> [Exercise details] Transcribe every line exactly and omit anything that is a picture.

> [Source records]
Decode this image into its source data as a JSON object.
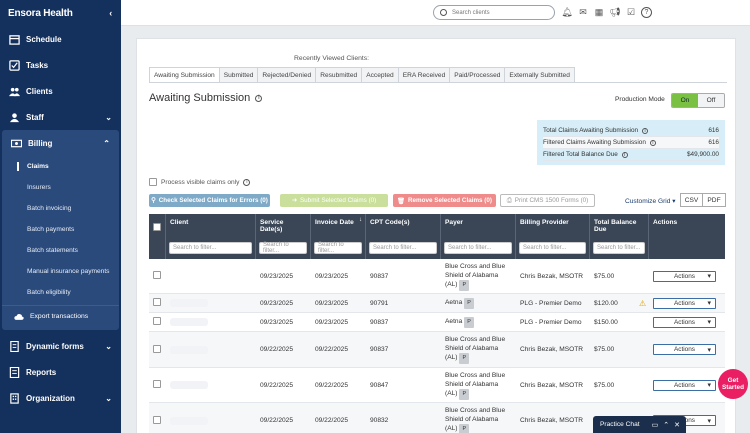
{
  "sidebar": {
    "brand": "Ensora Health",
    "items": [
      {
        "label": "Schedule",
        "icon": "calendar-icon"
      },
      {
        "label": "Tasks",
        "icon": "tasks-icon"
      },
      {
        "label": "Clients",
        "icon": "clients-icon"
      },
      {
        "label": "Staff",
        "icon": "staff-icon"
      },
      {
        "label": "Billing",
        "icon": "billing-icon"
      }
    ],
    "billing_sub": [
      "Claims",
      "Insurers",
      "Batch invoicing",
      "Batch payments",
      "Batch statements",
      "Manual insurance payments",
      "Batch eligibility"
    ],
    "export": "Export transactions",
    "bottom_items": [
      {
        "label": "Dynamic forms",
        "icon": "forms-icon"
      },
      {
        "label": "Reports",
        "icon": "reports-icon"
      },
      {
        "label": "Organization",
        "icon": "organization-icon"
      }
    ]
  },
  "topbar": {
    "search_placeholder": "Search clients"
  },
  "recent_label": "Recently Viewed Clients:",
  "tabs": [
    "Awaiting Submission",
    "Submitted",
    "Rejected/Denied",
    "Resubmitted",
    "Accepted",
    "ERA Received",
    "Paid/Processed",
    "Externally Submitted"
  ],
  "page_title": "Awaiting Submission",
  "production_mode": {
    "label": "Production Mode",
    "on": "On",
    "off": "Off"
  },
  "summary": [
    {
      "label": "Total Claims Awaiting Submission",
      "value": "616"
    },
    {
      "label": "Filtered Claims Awaiting Submission",
      "value": "616"
    },
    {
      "label": "Filtered Total Balance Due",
      "value": "$49,900.00"
    }
  ],
  "process_label": "Process visible claims only",
  "buttons": {
    "check": "Check Selected Claims for Errors (0)",
    "submit": "Submit Selected Claims (0)",
    "remove": "Remove Selected Claims (0)",
    "print": "Print CMS 1500 Forms (0)",
    "customize": "Customize Grid",
    "csv": "CSV",
    "pdf": "PDF"
  },
  "table": {
    "headers": [
      "Client",
      "Service Date(s)",
      "Invoice Date",
      "CPT Code(s)",
      "Payer",
      "Billing Provider",
      "Total Balance Due",
      "Actions"
    ],
    "filter_placeholder": "Search to filter...",
    "rows": [
      {
        "service": "09/23/2025",
        "invoice": "09/23/2025",
        "cpt": "90837",
        "payer": "Blue Cross and Blue Shield of Alabama (AL)",
        "provider": "Chris Bezak, MSOTR",
        "balance": "$75.00",
        "warn": false
      },
      {
        "service": "09/23/2025",
        "invoice": "09/23/2025",
        "cpt": "90791",
        "payer": "Aetna",
        "provider": "PLG - Premier Demo",
        "balance": "$120.00",
        "warn": true
      },
      {
        "service": "09/23/2025",
        "invoice": "09/23/2025",
        "cpt": "90837",
        "payer": "Aetna",
        "provider": "PLG - Premier Demo",
        "balance": "$150.00",
        "warn": false
      },
      {
        "service": "09/22/2025",
        "invoice": "09/22/2025",
        "cpt": "90837",
        "payer": "Blue Cross and Blue Shield of Alabama (AL)",
        "provider": "Chris Bezak, MSOTR",
        "balance": "$75.00",
        "warn": false
      },
      {
        "service": "09/22/2025",
        "invoice": "09/22/2025",
        "cpt": "90847",
        "payer": "Blue Cross and Blue Shield of Alabama (AL)",
        "provider": "Chris Bezak, MSOTR",
        "balance": "$75.00",
        "warn": false
      },
      {
        "service": "09/22/2025",
        "invoice": "09/22/2025",
        "cpt": "90832",
        "payer": "Blue Cross and Blue Shield of Alabama (AL)",
        "provider": "Chris Bezak, MSOTR",
        "balance": "$75.00",
        "warn": false
      }
    ],
    "payer_badge": "P",
    "actions_label": "Actions"
  },
  "chat_label": "Practice Chat",
  "get_started": "Get Started"
}
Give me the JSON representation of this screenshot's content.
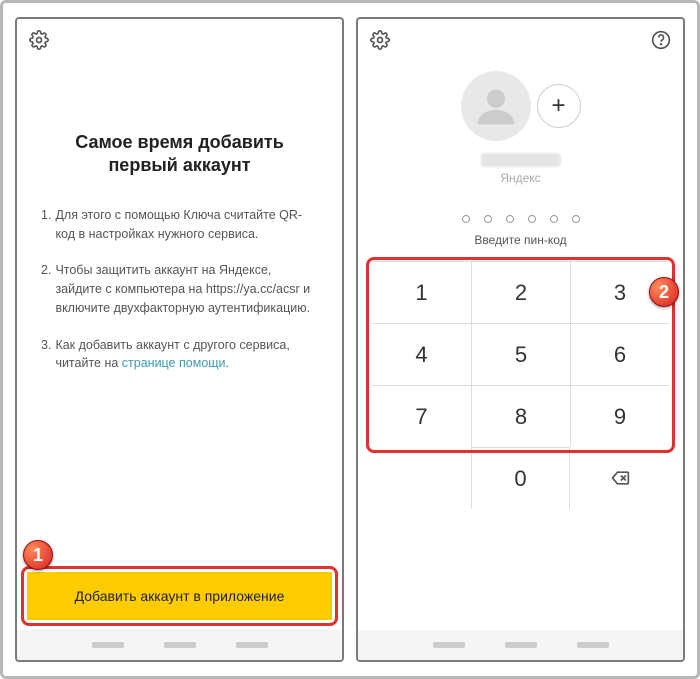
{
  "left": {
    "title": "Самое время добавить первый аккаунт",
    "steps": {
      "s1": "Для этого с помощью Ключа считайте QR-код в настройках нужного сервиса.",
      "s2a": "Чтобы защитить аккаунт на Яндексе, зайдите с компьютера на https://ya.cc/acsr и включите двухфакторную аутентификацию.",
      "s3a": "Как добавить аккаунт с другого сервиса, читайте на ",
      "s3link": "странице помощи",
      "s3b": "."
    },
    "add_button": "Добавить аккаунт в приложение"
  },
  "right": {
    "service": "Яндекс",
    "pin_hint": "Введите пин-код",
    "keys": {
      "k1": "1",
      "k2": "2",
      "k3": "3",
      "k4": "4",
      "k5": "5",
      "k6": "6",
      "k7": "7",
      "k8": "8",
      "k9": "9",
      "k0": "0"
    }
  },
  "badges": {
    "one": "1",
    "two": "2"
  }
}
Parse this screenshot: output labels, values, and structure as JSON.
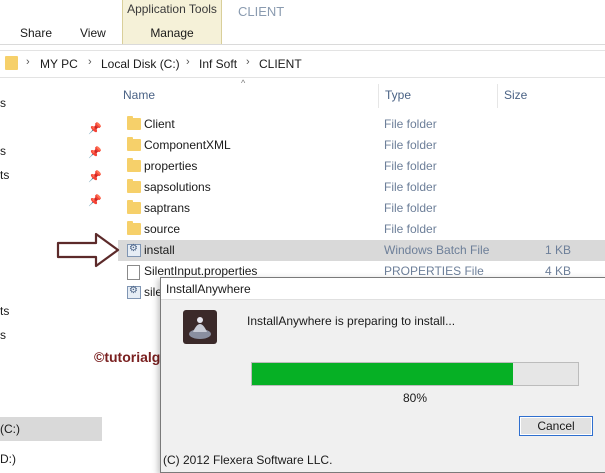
{
  "ribbon": {
    "tabs": [
      "Share",
      "View"
    ],
    "contextual_group": "Application Tools",
    "contextual_tab": "Manage",
    "window_title": "CLIENT"
  },
  "address_bar": {
    "crumbs": [
      "MY PC",
      "Local Disk (C:)",
      "Inf Soft",
      "CLIENT"
    ]
  },
  "nav_pane": {
    "fragments": [
      "s",
      "s",
      "ts",
      "ts",
      "s",
      "(C:)",
      "D:)"
    ],
    "selected": "(C:)"
  },
  "columns": {
    "name": "Name",
    "type": "Type",
    "size": "Size"
  },
  "files": [
    {
      "name": "Client",
      "type": "File folder",
      "size": "",
      "icon": "folder-icon"
    },
    {
      "name": "ComponentXML",
      "type": "File folder",
      "size": "",
      "icon": "folder-icon"
    },
    {
      "name": "properties",
      "type": "File folder",
      "size": "",
      "icon": "folder-icon"
    },
    {
      "name": "sapsolutions",
      "type": "File folder",
      "size": "",
      "icon": "folder-icon"
    },
    {
      "name": "saptrans",
      "type": "File folder",
      "size": "",
      "icon": "folder-icon"
    },
    {
      "name": "source",
      "type": "File folder",
      "size": "",
      "icon": "folder-icon"
    },
    {
      "name": "install",
      "type": "Windows Batch File",
      "size": "1 KB",
      "icon": "batch-file-icon",
      "highlighted": true
    },
    {
      "name": "SilentInput.properties",
      "type": "PROPERTIES File",
      "size": "4 KB",
      "icon": "file-icon"
    },
    {
      "name": "sile",
      "type": "",
      "size": "",
      "icon": "batch-file-icon"
    }
  ],
  "dialog": {
    "title": "InstallAnywhere",
    "message": "InstallAnywhere is preparing to install...",
    "progress": 0.8,
    "progress_label": "80%",
    "cancel_label": "Cancel",
    "copyright": "(C) 2012 Flexera Software LLC."
  },
  "watermark": "©tutorialgateway.org",
  "colors": {
    "progress_fill": "#06b025",
    "context_tab_bg": "#f5f1d8",
    "row_highlight": "#d9d9d9",
    "watermark": "#7a2020",
    "arrow": "#5c2a2a"
  }
}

> [Written answer]
Decode this image into its source data as a JSON object.
{
  "sidebar": {
    "brand": "Ensora Health",
    "items": [
      {
        "label": "Schedule",
        "icon": "calendar-icon"
      },
      {
        "label": "Tasks",
        "icon": "tasks-icon"
      },
      {
        "label": "Clients",
        "icon": "clients-icon"
      },
      {
        "label": "Staff",
        "icon": "staff-icon"
      },
      {
        "label": "Billing",
        "icon": "billing-icon"
      }
    ],
    "billing_sub": [
      "Claims",
      "Insurers",
      "Batch invoicing",
      "Batch payments",
      "Batch statements",
      "Manual insurance payments",
      "Batch eligibility"
    ],
    "export": "Export transactions",
    "bottom_items": [
      {
        "label": "Dynamic forms",
        "icon": "forms-icon"
      },
      {
        "label": "Reports",
        "icon": "reports-icon"
      },
      {
        "label": "Organization",
        "icon": "organization-icon"
      }
    ]
  },
  "topbar": {
    "search_placeholder": "Search clients"
  },
  "recent_label": "Recently Viewed Clients:",
  "tabs": [
    "Awaiting Submission",
    "Submitted",
    "Rejected/Denied",
    "Resubmitted",
    "Accepted",
    "ERA Received",
    "Paid/Processed",
    "Externally Submitted"
  ],
  "page_title": "Awaiting Submission",
  "production_mode": {
    "label": "Production Mode",
    "on": "On",
    "off": "Off"
  },
  "summary": [
    {
      "label": "Total Claims Awaiting Submission",
      "value": "616"
    },
    {
      "label": "Filtered Claims Awaiting Submission",
      "value": "616"
    },
    {
      "label": "Filtered Total Balance Due",
      "value": "$49,900.00"
    }
  ],
  "process_label": "Process visible claims only",
  "buttons": {
    "check": "Check Selected Claims for Errors (0)",
    "submit": "Submit Selected Claims (0)",
    "remove": "Remove Selected Claims (0)",
    "print": "Print CMS 1500 Forms (0)",
    "customize": "Customize Grid",
    "csv": "CSV",
    "pdf": "PDF"
  },
  "table": {
    "headers": [
      "Client",
      "Service Date(s)",
      "Invoice Date",
      "CPT Code(s)",
      "Payer",
      "Billing Provider",
      "Total Balance Due",
      "Actions"
    ],
    "filter_placeholder": "Search to filter...",
    "rows": [
      {
        "service": "09/23/2025",
        "invoice": "09/23/2025",
        "cpt": "90837",
        "payer": "Blue Cross and Blue Shield of Alabama (AL)",
        "provider": "Chris Bezak, MSOTR",
        "balance": "$75.00",
        "warn": false
      },
      {
        "service": "09/23/2025",
        "invoice": "09/23/2025",
        "cpt": "90791",
        "payer": "Aetna",
        "provider": "PLG - Premier Demo",
        "balance": "$120.00",
        "warn": true
      },
      {
        "service": "09/23/2025",
        "invoice": "09/23/2025",
        "cpt": "90837",
        "payer": "Aetna",
        "provider": "PLG - Premier Demo",
        "balance": "$150.00",
        "warn": false
      },
      {
        "service": "09/22/2025",
        "invoice": "09/22/2025",
        "cpt": "90837",
        "payer": "Blue Cross and Blue Shield of Alabama (AL)",
        "provider": "Chris Bezak, MSOTR",
        "balance": "$75.00",
        "warn": false
      },
      {
        "service": "09/22/2025",
        "invoice": "09/22/2025",
        "cpt": "90847",
        "payer": "Blue Cross and Blue Shield of Alabama (AL)",
        "provider": "Chris Bezak, MSOTR",
        "balance": "$75.00",
        "warn": false
      },
      {
        "service": "09/22/2025",
        "invoice": "09/22/2025",
        "cpt": "90832",
        "payer": "Blue Cross and Blue Shield of Alabama (AL)",
        "provider": "Chris Bezak, MSOTR",
        "balance": "$75.00",
        "warn": false
      }
    ],
    "payer_badge": "P",
    "actions_label": "Actions"
  },
  "chat_label": "Practice Chat",
  "get_started": "Get Started"
}
Give me the JSON representation of this screenshot's content.
{
  "left": {
    "title": "Самое время добавить первый аккаунт",
    "steps": {
      "s1": "Для этого с помощью Ключа считайте QR-код в настройках нужного сервиса.",
      "s2a": "Чтобы защитить аккаунт на Яндексе, зайдите с компьютера на https://ya.cc/acsr и включите двухфакторную аутентификацию.",
      "s3a": "Как добавить аккаунт с другого сервиса, читайте на ",
      "s3link": "странице помощи",
      "s3b": "."
    },
    "add_button": "Добавить аккаунт в приложение"
  },
  "right": {
    "service": "Яндекс",
    "pin_hint": "Введите пин-код",
    "keys": {
      "k1": "1",
      "k2": "2",
      "k3": "3",
      "k4": "4",
      "k5": "5",
      "k6": "6",
      "k7": "7",
      "k8": "8",
      "k9": "9",
      "k0": "0"
    }
  },
  "badges": {
    "one": "1",
    "two": "2"
  }
}
Parse this screenshot: output labels, values, and structure as JSON.
{
  "ribbon": {
    "tabs": [
      "Share",
      "View"
    ],
    "contextual_group": "Application Tools",
    "contextual_tab": "Manage",
    "window_title": "CLIENT"
  },
  "address_bar": {
    "crumbs": [
      "MY PC",
      "Local Disk (C:)",
      "Inf Soft",
      "CLIENT"
    ]
  },
  "nav_pane": {
    "fragments": [
      "s",
      "s",
      "ts",
      "ts",
      "s",
      "(C:)",
      "D:)"
    ],
    "selected": "(C:)"
  },
  "columns": {
    "name": "Name",
    "type": "Type",
    "size": "Size"
  },
  "files": [
    {
      "name": "Client",
      "type": "File folder",
      "size": "",
      "icon": "folder-icon"
    },
    {
      "name": "ComponentXML",
      "type": "File folder",
      "size": "",
      "icon": "folder-icon"
    },
    {
      "name": "properties",
      "type": "File folder",
      "size": "",
      "icon": "folder-icon"
    },
    {
      "name": "sapsolutions",
      "type": "File folder",
      "size": "",
      "icon": "folder-icon"
    },
    {
      "name": "saptrans",
      "type": "File folder",
      "size": "",
      "icon": "folder-icon"
    },
    {
      "name": "source",
      "type": "File folder",
      "size": "",
      "icon": "folder-icon"
    },
    {
      "name": "install",
      "type": "Windows Batch File",
      "size": "1 KB",
      "icon": "batch-file-icon",
      "highlighted": true
    },
    {
      "name": "SilentInput.properties",
      "type": "PROPERTIES File",
      "size": "4 KB",
      "icon": "file-icon"
    },
    {
      "name": "sile",
      "type": "",
      "size": "",
      "icon": "batch-file-icon"
    }
  ],
  "dialog": {
    "title": "InstallAnywhere",
    "message": "InstallAnywhere is preparing to install...",
    "progress": 0.8,
    "progress_label": "80%",
    "cancel_label": "Cancel",
    "copyright": "(C) 2012 Flexera Software LLC."
  },
  "watermark": "©tutorialgateway.org",
  "colors": {
    "progress_fill": "#06b025",
    "context_tab_bg": "#f5f1d8",
    "row_highlight": "#d9d9d9",
    "watermark": "#7a2020",
    "arrow": "#5c2a2a"
  }
}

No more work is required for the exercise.